What is expected —
Across the entries, how many lines have the string "Emmy" in them? Reply with only a number.

Data extract —
'''

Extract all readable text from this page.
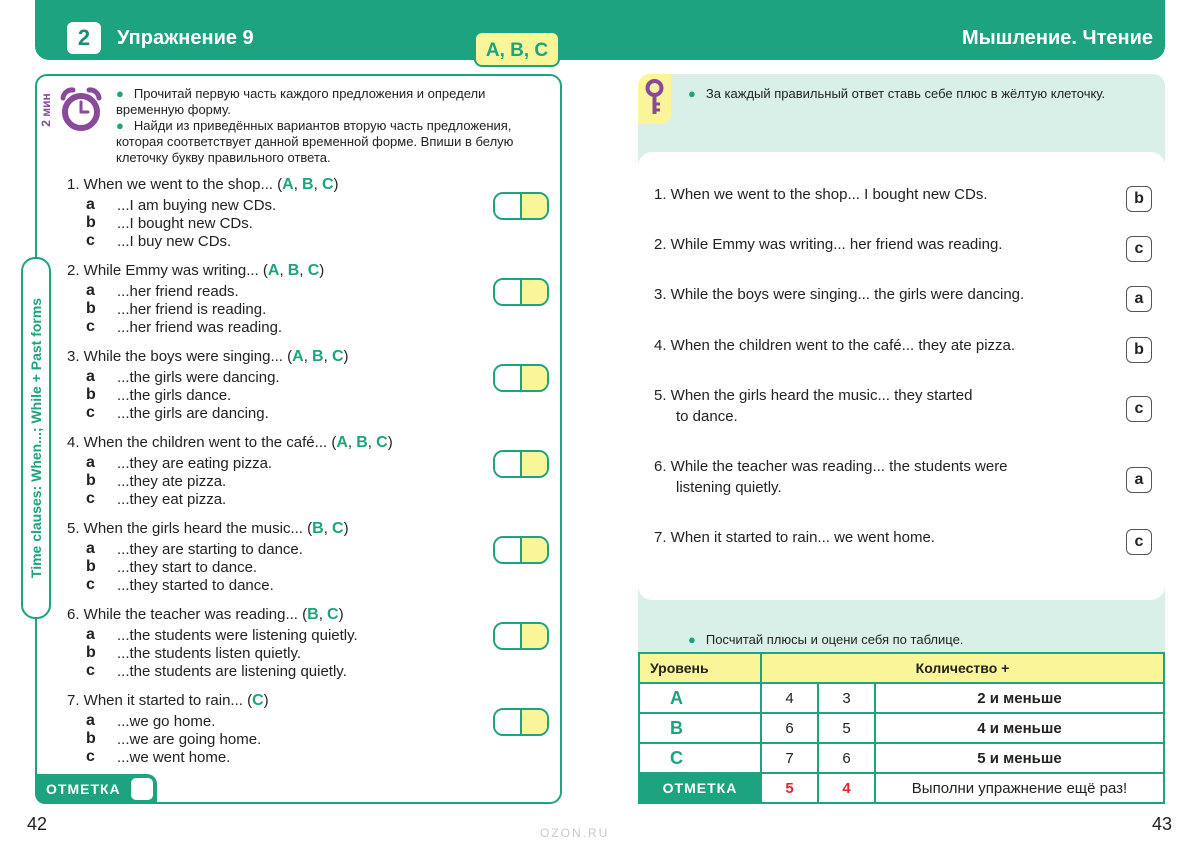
2	Упражнение 9	Мышление. Чтение
A, B, C
2 мин	● Прочитай первую часть каждого предложения и определи временную форму.
● Найди из приведённых вариантов вторую часть предложения, которая соответствует данной временной форме. Впиши в белую клеточку букву правильного ответа.
Time clauses: When...; While + Past forms
1. When we went to the shop... (A, B, C)
a ...I am buying new CDs.
b ...I bought new CDs.
c ...I buy new CDs.
2. While Emmy was writing... (A, B, C)
a ...her friend reads.
b ...her friend is reading.
c ...her friend was reading.
3. While the boys were singing... (A, B, C)
a ...the girls were dancing.
b ...the girls dance.
c ...the girls are dancing.
4. When the children went to the café... (A, B, C)
a ...they are eating pizza.
b ...they ate pizza.
c ...they eat pizza.
5. When the girls heard the music... (B, C)
a ...they are starting to dance.
b ...they start to dance.
c ...they started to dance.
6. While the teacher was reading... (B, C)
a ...the students were listening quietly.
b ...the students listen quietly.
c ...the students are listening quietly.
7. When it started to rain... (C)
a ...we go home.
b ...we are going home.
c ...we went home.
ОТМЕТКА
42
● За каждый правильный ответ ставь себе плюс в жёлтую клеточку.
1. When we went to the shop... I bought new CDs.	b
2. While Emmy was writing... her friend was reading.	c
3. While the boys were singing... the girls were dancing.	a
4. When the children went to the café... they ate pizza.	b
5. When the girls heard the music... they started
to dance.	c
6. While the teacher was reading... the students were
listening quietly.	a
7. When it started to rain... we went home.	c
● Посчитай плюсы и оцени себя по таблице.
Уровень	Количество +		
A	4	3	2 и меньше
B	6	5	4 и меньше
C	7	6	5 и меньше
ОТМЕТКА	5	4	Выполни упражнение ещё раз!
43
OZON.RU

'''

Task result —
2